### Prompt:
Set down every record once more, exactly as given.

### Extracted records:
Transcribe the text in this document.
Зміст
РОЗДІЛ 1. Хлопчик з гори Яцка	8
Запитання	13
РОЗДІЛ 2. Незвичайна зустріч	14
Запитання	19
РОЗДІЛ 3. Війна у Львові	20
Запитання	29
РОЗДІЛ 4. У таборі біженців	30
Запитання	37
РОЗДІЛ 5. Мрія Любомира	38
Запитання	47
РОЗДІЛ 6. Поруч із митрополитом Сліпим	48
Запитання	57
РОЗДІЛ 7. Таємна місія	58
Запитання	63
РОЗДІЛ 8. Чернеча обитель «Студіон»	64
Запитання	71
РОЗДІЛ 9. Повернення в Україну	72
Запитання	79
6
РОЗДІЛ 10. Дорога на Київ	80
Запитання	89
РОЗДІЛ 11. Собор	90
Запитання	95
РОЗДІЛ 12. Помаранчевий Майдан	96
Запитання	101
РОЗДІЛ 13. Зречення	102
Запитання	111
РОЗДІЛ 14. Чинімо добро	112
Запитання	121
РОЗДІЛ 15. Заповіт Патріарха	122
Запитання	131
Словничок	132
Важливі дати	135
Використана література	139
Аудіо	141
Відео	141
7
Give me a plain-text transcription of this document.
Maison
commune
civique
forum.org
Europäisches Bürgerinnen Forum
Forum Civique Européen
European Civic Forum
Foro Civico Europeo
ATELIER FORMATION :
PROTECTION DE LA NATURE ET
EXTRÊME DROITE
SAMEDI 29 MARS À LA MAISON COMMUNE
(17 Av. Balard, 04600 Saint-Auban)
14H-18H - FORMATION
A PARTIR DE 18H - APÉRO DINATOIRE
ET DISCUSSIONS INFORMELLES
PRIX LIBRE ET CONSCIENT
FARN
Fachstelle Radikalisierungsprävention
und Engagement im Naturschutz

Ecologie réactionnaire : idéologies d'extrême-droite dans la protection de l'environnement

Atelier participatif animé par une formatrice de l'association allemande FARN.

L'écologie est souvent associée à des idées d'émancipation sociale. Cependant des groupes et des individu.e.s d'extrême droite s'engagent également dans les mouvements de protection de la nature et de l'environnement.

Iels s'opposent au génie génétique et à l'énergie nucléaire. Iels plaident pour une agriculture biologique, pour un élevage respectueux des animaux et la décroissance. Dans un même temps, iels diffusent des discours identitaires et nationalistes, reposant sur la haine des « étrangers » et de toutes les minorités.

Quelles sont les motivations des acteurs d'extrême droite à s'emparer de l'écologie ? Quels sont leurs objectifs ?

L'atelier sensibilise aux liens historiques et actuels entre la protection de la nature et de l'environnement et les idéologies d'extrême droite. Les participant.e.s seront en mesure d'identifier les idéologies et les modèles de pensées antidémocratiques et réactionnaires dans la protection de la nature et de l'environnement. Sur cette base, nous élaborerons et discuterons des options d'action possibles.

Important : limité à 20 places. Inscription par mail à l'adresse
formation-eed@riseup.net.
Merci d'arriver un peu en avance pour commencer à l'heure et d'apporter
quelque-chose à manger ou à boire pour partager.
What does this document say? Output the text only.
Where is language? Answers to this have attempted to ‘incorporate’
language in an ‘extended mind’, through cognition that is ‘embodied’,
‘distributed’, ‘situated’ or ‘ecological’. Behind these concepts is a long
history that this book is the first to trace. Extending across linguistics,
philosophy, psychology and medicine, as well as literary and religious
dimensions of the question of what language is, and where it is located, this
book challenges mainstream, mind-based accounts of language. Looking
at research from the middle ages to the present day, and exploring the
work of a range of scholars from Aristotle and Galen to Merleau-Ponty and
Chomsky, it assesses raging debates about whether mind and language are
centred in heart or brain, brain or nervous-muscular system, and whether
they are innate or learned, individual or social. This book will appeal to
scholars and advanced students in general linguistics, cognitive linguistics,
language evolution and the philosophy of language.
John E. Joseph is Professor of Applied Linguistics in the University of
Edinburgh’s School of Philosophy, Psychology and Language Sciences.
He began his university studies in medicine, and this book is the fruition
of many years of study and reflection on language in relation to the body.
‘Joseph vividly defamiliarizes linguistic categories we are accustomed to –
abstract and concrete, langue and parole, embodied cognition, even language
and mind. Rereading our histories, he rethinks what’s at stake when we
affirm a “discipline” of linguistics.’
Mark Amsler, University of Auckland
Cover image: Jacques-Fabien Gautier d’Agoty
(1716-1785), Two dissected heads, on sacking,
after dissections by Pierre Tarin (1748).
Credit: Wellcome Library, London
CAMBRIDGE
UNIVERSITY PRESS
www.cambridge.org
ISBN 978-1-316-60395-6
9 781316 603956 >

### Result:
Transcribe the text in this document.
Зміст
РОЗДІЛ 1. Хлопчик з гори Яцка	8
Запитання	13
РОЗДІЛ 2. Незвичайна зустріч	14
Запитання	19
РОЗДІЛ 3. Війна у Львові	20
Запитання	29
РОЗДІЛ 4. У таборі біженців	30
Запитання	37
РОЗДІЛ 5. Мрія Любомира	38
Запитання	47
РОЗДІЛ 6. Поруч із митрополитом Сліпим	48
Запитання	57
РОЗДІЛ 7. Таємна місія	58
Запитання	63
РОЗДІЛ 8. Чернеча обитель «Студіон»	64
Запитання	71
РОЗДІЛ 9. Повернення в Україну	72
Запитання	79
6
РОЗДІЛ 10. Дорога на Київ	80
Запитання	89
РОЗДІЛ 11. Собор	90
Запитання	95
РОЗДІЛ 12. Помаранчевий Майдан	96
Запитання	101
РОЗДІЛ 13. Зречення	102
Запитання	111
РОЗДІЛ 14. Чинімо добро	112
Запитання	121
РОЗДІЛ 15. Заповіт Патріарха	122
Запитання	131
Словничок	132
Важливі дати	135
Використана література	139
Аудіо	141
Відео	141
7
Give me a plain-text transcription of this document.
Maison
commune
civique
forum.org
Europäisches Bürgerinnen Forum
Forum Civique Européen
European Civic Forum
Foro Civico Europeo
ATELIER FORMATION :
PROTECTION DE LA NATURE ET
EXTRÊME DROITE
SAMEDI 29 MARS À LA MAISON COMMUNE
(17 Av. Balard, 04600 Saint-Auban)
14H-18H - FORMATION
A PARTIR DE 18H - APÉRO DINATOIRE
ET DISCUSSIONS INFORMELLES
PRIX LIBRE ET CONSCIENT
FARN
Fachstelle Radikalisierungsprävention
und Engagement im Naturschutz

Ecologie réactionnaire : idéologies d'extrême-droite dans la protection de l'environnement

Atelier participatif animé par une formatrice de l'association allemande FARN.

L'écologie est souvent associée à des idées d'émancipation sociale. Cependant des groupes et des individu.e.s d'extrême droite s'engagent également dans les mouvements de protection de la nature et de l'environnement.

Iels s'opposent au génie génétique et à l'énergie nucléaire. Iels plaident pour une agriculture biologique, pour un élevage respectueux des animaux et la décroissance. Dans un même temps, iels diffusent des discours identitaires et nationalistes, reposant sur la haine des « étrangers » et de toutes les minorités.

Quelles sont les motivations des acteurs d'extrême droite à s'emparer de l'écologie ? Quels sont leurs objectifs ?

L'atelier sensibilise aux liens historiques et actuels entre la protection de la nature et de l'environnement et les idéologies d'extrême droite. Les participant.e.s seront en mesure d'identifier les idéologies et les modèles de pensées antidémocratiques et réactionnaires dans la protection de la nature et de l'environnement. Sur cette base, nous élaborerons et discuterons des options d'action possibles.

Important : limité à 20 places. Inscription par mail à l'adresse
formation-eed@riseup.net.
Merci d'arriver un peu en avance pour commencer à l'heure et d'apporter
quelque-chose à manger ou à boire pour partager.
What does this document say? Output the text only.
Where is language? Answers to this have attempted to ‘incorporate’
language in an ‘extended mind’, through cognition that is ‘embodied’,
‘distributed’, ‘situated’ or ‘ecological’. Behind these concepts is a long
history that this book is the first to trace. Extending across linguistics,
philosophy, psychology and medicine, as well as literary and religious
dimensions of the question of what language is, and where it is located, this
book challenges mainstream, mind-based accounts of language. Looking
at research from the middle ages to the present day, and exploring the
work of a range of scholars from Aristotle and Galen to Merleau-Ponty and
Chomsky, it assesses raging debates about whether mind and language are
centred in heart or brain, brain or nervous-muscular system, and whether
they are innate or learned, individual or social. This book will appeal to
scholars and advanced students in general linguistics, cognitive linguistics,
language evolution and the philosophy of language.
John E. Joseph is Professor of Applied Linguistics in the University of
Edinburgh’s School of Philosophy, Psychology and Language Sciences.
He began his university studies in medicine, and this book is the fruition
of many years of study and reflection on language in relation to the body.
‘Joseph vividly defamiliarizes linguistic categories we are accustomed to –
abstract and concrete, langue and parole, embodied cognition, even language
and mind. Rereading our histories, he rethinks what’s at stake when we
affirm a “discipline” of linguistics.’
Mark Amsler, University of Auckland
Cover image: Jacques-Fabien Gautier d’Agoty
(1716-1785), Two dissected heads, on sacking,
after dissections by Pierre Tarin (1748).
Credit: Wellcome Library, London
CAMBRIDGE
UNIVERSITY PRESS
www.cambridge.org
ISBN 978-1-316-60395-6
9 781316 603956 >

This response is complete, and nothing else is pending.